Show each line that has the string "propter" in it.

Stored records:
▽
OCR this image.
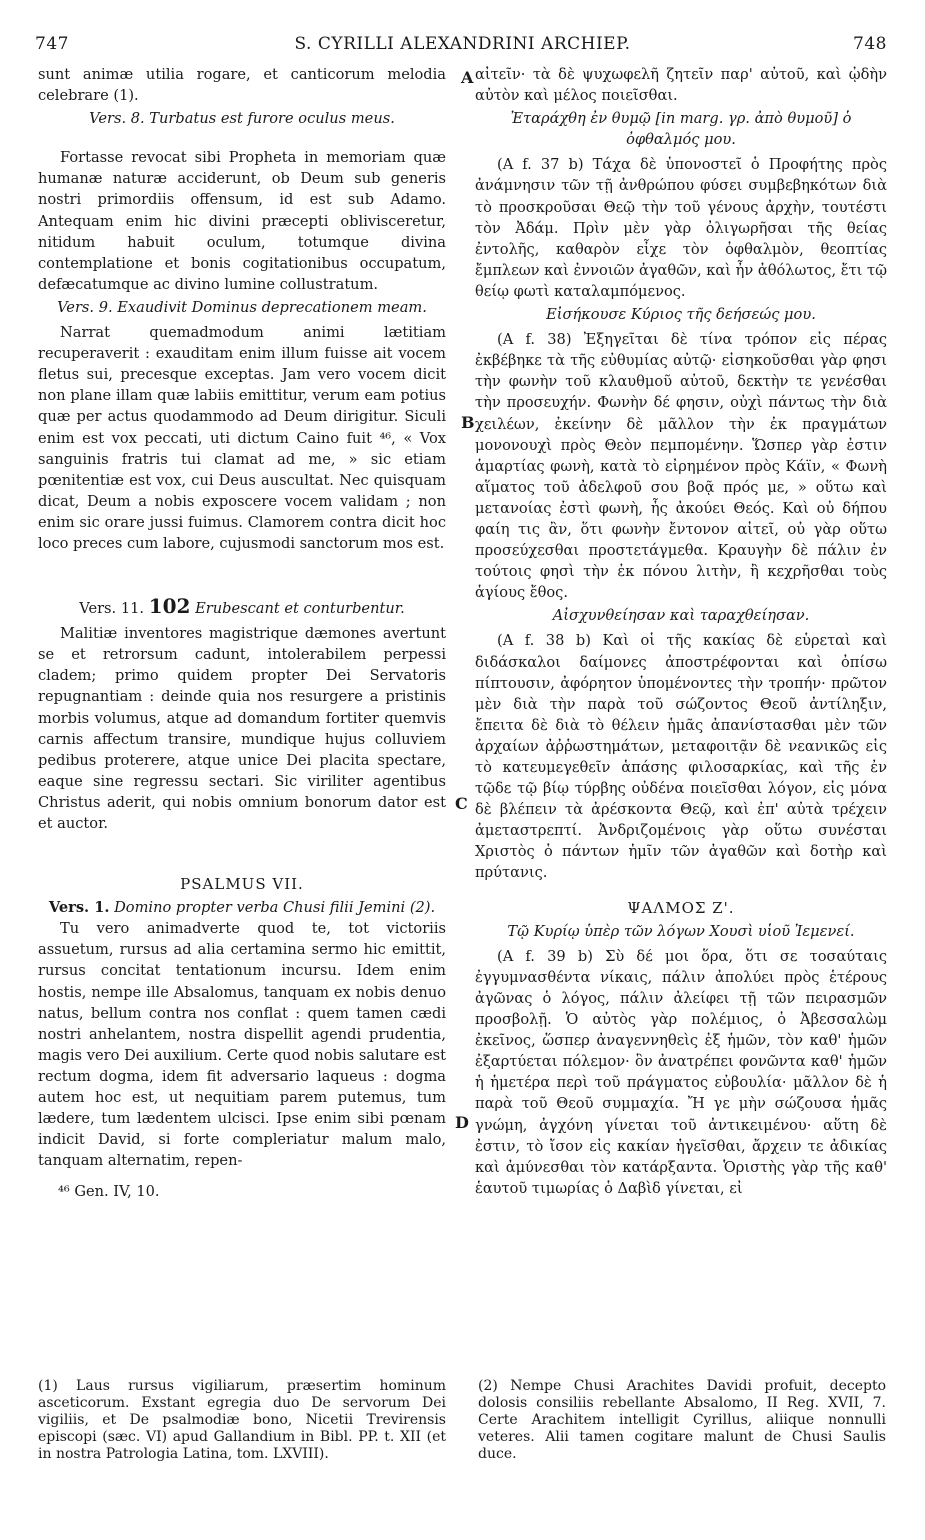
747	S. CYRILLI ALEXANDRINI ARCHIEP.	748
A
B
C
D

sunt animæ utilia rogare, et canticorum melodia celebrare (1).

Vers. 8. Turbatus est furore oculus meus.

Fortasse revocat sibi Propheta in memoriam quæ humanæ naturæ acciderunt, ob Deum sub generis nostri primordiis offensum, id est sub Adamo. Antequam enim hic divini præcepti oblivisceretur, nitidum habuit oculum, totumque divina contemplatione et bonis cogitationibus occupatum, defæcatumque ac divino lumine collustratum.

Vers. 9. Exaudivit Dominus deprecationem meam.

Narrat quemadmodum animi lætitiam recuperaverit : exauditam enim illum fuisse ait vocem fletus sui, precesque exceptas. Jam vero vocem dicit non plane illam quæ labiis emittitur, verum eam potius quæ per actus quodammodo ad Deum dirigitur. Siculi enim est vox peccati, uti dictum Caino fuit ⁴⁶, « Vox sanguinis fratris tui clamat ad me, » sic etiam pœnitentiæ est vox, cui Deus auscultat. Nec quisquam dicat, Deum a nobis exposcere vocem validam ; non enim sic orare jussi fuimus. Clamorem contra dicit hoc loco preces cum labore, cujusmodi sanctorum mos est.

Vers. 11. 102 Erubescant et conturbentur.

Malitiæ inventores magistrique dæmones avertunt se et retrorsum cadunt, intolerabilem perpessi cladem; primo quidem propter Dei Servatoris repugnantiam : deinde quia nos resurgere a pristinis morbis volumus, atque ad domandum fortiter quemvis carnis affectum transire, mundique hujus colluviem pedibus proterere, atque unice Dei placita spectare, eaque sine regressu sectari. Sic viriliter agentibus Christus aderit, qui nobis omnium bonorum dator est et auctor.

PSALMUS VII.

Vers. 1. Domino propter verba Chusi filii Jemini (2).

Tu vero animadverte quod te, tot victoriis assuetum, rursus ad alia certamina sermo hic emittit, rursus concitat tentationum incursu. Idem enim hostis, nempe ille Absalomus, tanquam ex nobis denuo natus, bellum contra nos conflat : quem tamen cædi nostri anhelantem, nostra dispellit agendi prudentia, magis vero Dei auxilium. Certe quod nobis salutare est rectum dogma, idem fit adversario laqueus : dogma autem hoc est, ut nequitiam parem putemus, tum lædere, tum lædentem ulcisci. Ipse enim sibi pœnam indicit David, si forte compleriatur malum malo, tanquam alternatim, repen-

⁴⁶ Gen. IV, 10.

αἰτεῖν· τὰ δὲ ψυχωφελῆ ζητεῖν παρ' αὐτοῦ, καὶ ᾠδὴν αὐτὸν καὶ μέλος ποιεῖσθαι.

Ἐταράχθη ἐν θυμῷ [in marg. γρ. ἀπὸ θυμοῦ] ὁ ὀφθαλμός μου.

(A f. 37 b) Τάχα δὲ ὑπονοστεῖ ὁ Προφήτης πρὸς ἀνάμνησιν τῶν τῇ ἀνθρώπου φύσει συμβεβηκότων διὰ τὸ προσκροῦσαι Θεῷ τὴν τοῦ γένους ἀρχὴν, τουτέστι τὸν Ἀδάμ. Πρὶν μὲν γὰρ ὀλιγωρῆσαι τῆς θείας ἐντολῆς, καθαρὸν εἶχε τὸν ὀφθαλμὸν, θεοπτίας ἔμπλεων καὶ ἐννοιῶν ἀγαθῶν, καὶ ἦν ἀθόλωτος, ἔτι τῷ θείῳ φωτὶ καταλαμπόμενος.

Εἰσήκουσε Κύριος τῆς δεήσεώς μου.

(A f. 38) Ἐξηγεῖται δὲ τίνα τρόπον εἰς πέρας ἐκβέβηκε τὰ τῆς εὐθυμίας αὐτῷ· εἰσηκοῦσθαι γὰρ φησι τὴν φωνὴν τοῦ κλαυθμοῦ αὐτοῦ, δεκτὴν τε γενέσθαι τὴν προσευχήν. Φωνὴν δέ φησιν, οὐχὶ πάντως τὴν διὰ χειλέων, ἐκείνην δὲ μᾶλλον τὴν ἐκ πραγμάτων μονονουχὶ πρὸς Θεὸν πεμπομένην. Ὥσπερ γὰρ ἐστιν ἁμαρτίας φωνὴ, κατὰ τὸ εἰρημένον πρὸς Κάϊν, « Φωνὴ αἵματος τοῦ ἀδελφοῦ σου βοᾷ πρός με, » οὕτω καὶ μετανοίας ἐστὶ φωνὴ, ἧς ἀκούει Θεός. Καὶ οὐ δήπου φαίη τις ἂν, ὅτι φωνὴν ἔντονον αἰτεῖ, οὐ γὰρ οὕτω προσεύχεσθαι προστετάγμεθα. Κραυγὴν δὲ πάλιν ἐν τούτοις φησὶ τὴν ἐκ πόνου λιτὴν, ἢ κεχρῆσθαι τοὺς ἁγίους ἔθος.

Αἰσχυνθείησαν καὶ ταραχθείησαν.

(A f. 38 b) Καὶ οἱ τῆς κακίας δὲ εὑρεταὶ καὶ διδάσκαλοι δαίμονες ἀποστρέφονται καὶ ὀπίσω πίπτουσιν, ἀφόρητον ὑπομένοντες τὴν τροπήν· πρῶτον μὲν διὰ τὴν παρὰ τοῦ σώζοντος Θεοῦ ἀντίληξιν, ἔπειτα δὲ διὰ τὸ θέλειν ἡμᾶς ἀπανίστασθαι μὲν τῶν ἀρχαίων ἀῤῥωστημάτων, μεταφοιτᾷν δὲ νεανικῶς εἰς τὸ κατευμεγεθεῖν ἁπάσης φιλοσαρκίας, καὶ τῆς ἐν τῷδε τῷ βίῳ τύρβης οὐδένα ποιεῖσθαι λόγον, εἰς μόνα δὲ βλέπειν τὰ ἀρέσκοντα Θεῷ, καὶ ἐπ' αὐτὰ τρέχειν ἀμεταστρεπτί. Ἀνδριζομένοις γὰρ οὕτω συνέσται Χριστὸς ὁ πάντων ἡμῖν τῶν ἀγαθῶν καὶ δοτὴρ καὶ πρύτανις.

ΨΑΛΜΟΣ Ζ'.

Τῷ Κυρίῳ ὑπὲρ τῶν λόγων Χουσὶ υἱοῦ Ἰεμενεί.

(A f. 39 b) Σὺ δέ μοι ὅρα, ὅτι σε τοσαύταις ἐγγυμνασθέντα νίκαις, πάλιν ἀπολύει πρὸς ἑτέρους ἀγῶνας ὁ λόγος, πάλιν ἀλείφει τῇ τῶν πειρασμῶν προσβολῇ. Ὁ αὐτὸς γὰρ πολέμιος, ὁ Ἀβεσσαλὼμ ἐκεῖνος, ὥσπερ ἀναγεννηθεὶς ἐξ ἡμῶν, τὸν καθ' ἡμῶν ἐξαρτύεται πόλεμον· ὃν ἀνατρέπει φονῶντα καθ' ἡμῶν ἡ ἡμετέρα περὶ τοῦ πράγματος εὐβουλία· μᾶλλον δὲ ἡ παρὰ τοῦ Θεοῦ συμμαχία. Ἤ γε μὴν σώζουσα ἡμᾶς γνώμη, ἀγχόνη γίνεται τοῦ ἀντικειμένου· αὕτη δὲ ἐστιν, τὸ ἴσον εἰς κακίαν ἡγεῖσθαι, ἄρχειν τε ἀδικίας καὶ ἀμύνεσθαι τὸν κατάρξαντα. Ὁριστὴς γὰρ τῆς καθ' ἑαυτοῦ τιμωρίας ὁ Δαβὶδ γίνεται, εἰ

(1) Laus rursus vigiliarum, præsertim hominum asceticorum. Exstant egregia duo De servorum Dei vigiliis, et De psalmodiæ bono, Nicetii Trevirensis episcopi (sæc. VI) apud Gallandium in Bibl. PP. t. XII (et in nostra Patrologia Latina, tom. LXVIII).
(2) Nempe Chusi Arachites Davidi profuit, decepto dolosis consiliis rebellante Absalomo, II Reg. XVII, 7. Certe Arachitem intelligit Cyrillus, aliique nonnulli veteres. Alii tamen cogitare malunt de Chusi Saulis duce.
△
Written response:
Malitiæ inventores magistrique dæmones avertunt se et retrorsum cadunt, intolerabilem perpessi cladem; primo quidem propter Dei Servatoris repugnantiam : deinde quia nos resurgere a pristinis morbis volumus, atque ad domandum fortiter quemvis carnis affectum transire, mundique hujus colluviem pedibus proterere, atque unice Dei placita spectare, eaque sine regressu sectari. Sic viriliter agentibus Christus aderit, qui nobis omnium bonorum dator est et auctor.
Vers. 1. Domino propter verba Chusi filii Jemini (2).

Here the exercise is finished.